── Supplied records ──
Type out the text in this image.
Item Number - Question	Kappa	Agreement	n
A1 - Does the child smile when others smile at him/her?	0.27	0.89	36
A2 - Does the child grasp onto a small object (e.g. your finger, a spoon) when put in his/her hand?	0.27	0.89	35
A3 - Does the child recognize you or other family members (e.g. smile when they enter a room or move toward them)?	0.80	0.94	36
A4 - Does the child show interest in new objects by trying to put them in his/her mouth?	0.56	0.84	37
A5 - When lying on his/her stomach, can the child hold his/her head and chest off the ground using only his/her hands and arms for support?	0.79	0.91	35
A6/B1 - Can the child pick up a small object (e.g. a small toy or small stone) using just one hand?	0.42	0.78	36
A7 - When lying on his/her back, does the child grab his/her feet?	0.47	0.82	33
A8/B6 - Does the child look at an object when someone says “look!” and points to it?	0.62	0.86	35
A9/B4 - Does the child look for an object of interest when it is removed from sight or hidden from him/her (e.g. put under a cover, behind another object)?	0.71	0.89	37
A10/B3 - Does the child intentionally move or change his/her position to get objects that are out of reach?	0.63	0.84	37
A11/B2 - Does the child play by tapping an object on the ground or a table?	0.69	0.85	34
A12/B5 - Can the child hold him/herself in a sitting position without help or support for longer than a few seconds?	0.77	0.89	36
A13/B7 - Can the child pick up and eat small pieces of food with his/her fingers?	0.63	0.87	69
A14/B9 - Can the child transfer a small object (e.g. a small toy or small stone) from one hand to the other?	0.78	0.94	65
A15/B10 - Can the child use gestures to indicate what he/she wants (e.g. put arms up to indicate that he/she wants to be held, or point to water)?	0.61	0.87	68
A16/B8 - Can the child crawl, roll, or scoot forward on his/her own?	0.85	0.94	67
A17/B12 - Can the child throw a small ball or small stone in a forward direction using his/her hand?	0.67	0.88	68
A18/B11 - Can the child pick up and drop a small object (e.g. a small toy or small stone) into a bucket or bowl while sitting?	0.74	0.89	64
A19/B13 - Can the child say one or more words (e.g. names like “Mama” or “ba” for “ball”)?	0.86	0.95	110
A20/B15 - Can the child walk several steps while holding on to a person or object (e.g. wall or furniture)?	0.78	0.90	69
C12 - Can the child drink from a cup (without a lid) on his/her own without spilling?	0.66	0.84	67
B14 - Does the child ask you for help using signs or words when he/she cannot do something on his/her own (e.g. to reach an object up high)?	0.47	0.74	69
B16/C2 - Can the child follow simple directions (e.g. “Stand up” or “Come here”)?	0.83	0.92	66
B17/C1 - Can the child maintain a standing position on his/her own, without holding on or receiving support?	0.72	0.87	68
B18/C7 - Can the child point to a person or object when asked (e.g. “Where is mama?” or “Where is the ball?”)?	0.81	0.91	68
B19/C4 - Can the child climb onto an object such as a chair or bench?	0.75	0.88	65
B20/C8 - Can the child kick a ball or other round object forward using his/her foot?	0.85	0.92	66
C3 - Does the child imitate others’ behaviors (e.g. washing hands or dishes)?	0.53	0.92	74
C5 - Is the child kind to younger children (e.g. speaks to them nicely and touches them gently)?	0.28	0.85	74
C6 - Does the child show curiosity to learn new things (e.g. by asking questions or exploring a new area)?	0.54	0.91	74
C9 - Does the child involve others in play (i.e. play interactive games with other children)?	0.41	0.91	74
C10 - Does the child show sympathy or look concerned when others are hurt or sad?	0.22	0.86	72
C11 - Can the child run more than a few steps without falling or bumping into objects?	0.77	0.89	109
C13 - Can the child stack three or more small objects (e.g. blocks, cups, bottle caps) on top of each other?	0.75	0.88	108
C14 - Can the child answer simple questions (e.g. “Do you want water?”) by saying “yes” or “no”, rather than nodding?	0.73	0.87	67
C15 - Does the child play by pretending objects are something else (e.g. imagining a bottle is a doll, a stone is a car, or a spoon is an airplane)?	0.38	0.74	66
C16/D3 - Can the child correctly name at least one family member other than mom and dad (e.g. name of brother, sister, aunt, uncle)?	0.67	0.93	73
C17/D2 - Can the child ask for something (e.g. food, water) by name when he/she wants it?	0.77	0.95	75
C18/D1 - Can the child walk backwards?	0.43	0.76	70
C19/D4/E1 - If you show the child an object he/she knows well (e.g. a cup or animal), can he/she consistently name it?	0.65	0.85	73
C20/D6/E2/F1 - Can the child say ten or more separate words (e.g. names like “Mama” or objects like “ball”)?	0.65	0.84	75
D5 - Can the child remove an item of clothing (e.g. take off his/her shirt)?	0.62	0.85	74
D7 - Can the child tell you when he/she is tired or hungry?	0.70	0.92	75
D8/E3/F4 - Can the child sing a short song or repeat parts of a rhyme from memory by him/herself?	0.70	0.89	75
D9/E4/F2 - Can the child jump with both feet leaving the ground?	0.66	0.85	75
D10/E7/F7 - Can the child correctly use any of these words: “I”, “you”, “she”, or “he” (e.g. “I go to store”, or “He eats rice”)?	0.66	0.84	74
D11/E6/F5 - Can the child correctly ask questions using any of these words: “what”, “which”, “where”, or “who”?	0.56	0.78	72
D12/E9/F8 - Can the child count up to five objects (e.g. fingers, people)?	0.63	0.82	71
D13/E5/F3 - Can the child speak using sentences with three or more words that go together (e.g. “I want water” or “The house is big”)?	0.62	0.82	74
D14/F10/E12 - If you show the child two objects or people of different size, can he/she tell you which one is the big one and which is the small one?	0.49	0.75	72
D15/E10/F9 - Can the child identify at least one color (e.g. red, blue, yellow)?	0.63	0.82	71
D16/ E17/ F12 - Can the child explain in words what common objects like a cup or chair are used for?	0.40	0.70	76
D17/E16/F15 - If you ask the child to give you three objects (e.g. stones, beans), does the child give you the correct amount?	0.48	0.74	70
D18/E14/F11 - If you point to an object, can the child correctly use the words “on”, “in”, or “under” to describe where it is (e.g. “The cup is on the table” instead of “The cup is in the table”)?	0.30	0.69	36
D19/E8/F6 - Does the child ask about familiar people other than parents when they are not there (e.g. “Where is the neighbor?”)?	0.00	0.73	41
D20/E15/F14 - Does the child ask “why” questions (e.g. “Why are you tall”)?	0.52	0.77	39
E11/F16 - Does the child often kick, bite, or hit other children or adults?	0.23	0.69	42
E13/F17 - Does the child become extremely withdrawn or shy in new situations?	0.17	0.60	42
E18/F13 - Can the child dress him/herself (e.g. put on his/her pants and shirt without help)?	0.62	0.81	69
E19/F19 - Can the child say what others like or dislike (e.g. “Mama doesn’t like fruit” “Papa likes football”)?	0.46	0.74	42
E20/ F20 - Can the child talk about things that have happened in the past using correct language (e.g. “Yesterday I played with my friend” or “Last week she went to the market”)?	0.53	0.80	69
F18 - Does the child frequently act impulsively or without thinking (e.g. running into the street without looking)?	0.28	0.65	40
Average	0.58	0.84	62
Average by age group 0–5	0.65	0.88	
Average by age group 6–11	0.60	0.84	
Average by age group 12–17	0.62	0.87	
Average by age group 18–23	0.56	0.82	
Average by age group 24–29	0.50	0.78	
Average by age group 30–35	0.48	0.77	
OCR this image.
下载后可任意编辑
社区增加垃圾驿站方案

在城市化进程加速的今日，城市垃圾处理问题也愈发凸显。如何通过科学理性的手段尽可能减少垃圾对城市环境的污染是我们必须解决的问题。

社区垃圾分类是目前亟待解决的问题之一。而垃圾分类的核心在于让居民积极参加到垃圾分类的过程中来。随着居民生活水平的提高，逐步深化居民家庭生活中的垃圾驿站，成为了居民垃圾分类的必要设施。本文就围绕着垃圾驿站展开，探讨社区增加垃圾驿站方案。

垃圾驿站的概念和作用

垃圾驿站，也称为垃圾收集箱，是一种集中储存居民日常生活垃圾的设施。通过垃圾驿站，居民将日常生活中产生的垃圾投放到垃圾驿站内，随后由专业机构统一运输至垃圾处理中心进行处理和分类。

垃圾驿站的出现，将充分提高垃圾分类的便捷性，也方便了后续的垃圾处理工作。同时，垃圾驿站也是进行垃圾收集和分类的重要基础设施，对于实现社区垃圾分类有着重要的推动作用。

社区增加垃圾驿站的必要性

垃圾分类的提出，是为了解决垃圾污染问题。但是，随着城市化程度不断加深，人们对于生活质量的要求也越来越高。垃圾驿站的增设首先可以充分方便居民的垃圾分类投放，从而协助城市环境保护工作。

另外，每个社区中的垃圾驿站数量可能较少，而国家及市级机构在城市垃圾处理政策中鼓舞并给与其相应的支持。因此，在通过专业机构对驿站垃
───
The answer consists only of the lines from the one containing "OCR this image." to the end of the records, each written out exactly.

-- The completed task --
OCR this image.
下载后可任意编辑
社区增加垃圾驿站方案

在城市化进程加速的今日，城市垃圾处理问题也愈发凸显。如何通过科学理性的手段尽可能减少垃圾对城市环境的污染是我们必须解决的问题。

社区垃圾分类是目前亟待解决的问题之一。而垃圾分类的核心在于让居民积极参加到垃圾分类的过程中来。随着居民生活水平的提高，逐步深化居民家庭生活中的垃圾驿站，成为了居民垃圾分类的必要设施。本文就围绕着垃圾驿站展开，探讨社区增加垃圾驿站方案。

垃圾驿站的概念和作用

垃圾驿站，也称为垃圾收集箱，是一种集中储存居民日常生活垃圾的设施。通过垃圾驿站，居民将日常生活中产生的垃圾投放到垃圾驿站内，随后由专业机构统一运输至垃圾处理中心进行处理和分类。

垃圾驿站的出现，将充分提高垃圾分类的便捷性，也方便了后续的垃圾处理工作。同时，垃圾驿站也是进行垃圾收集和分类的重要基础设施，对于实现社区垃圾分类有着重要的推动作用。

社区增加垃圾驿站的必要性

垃圾分类的提出，是为了解决垃圾污染问题。但是，随着城市化程度不断加深，人们对于生活质量的要求也越来越高。垃圾驿站的增设首先可以充分方便居民的垃圾分类投放，从而协助城市环境保护工作。

另外，每个社区中的垃圾驿站数量可能较少，而国家及市级机构在城市垃圾处理政策中鼓舞并给与其相应的支持。因此，在通过专业机构对驿站垃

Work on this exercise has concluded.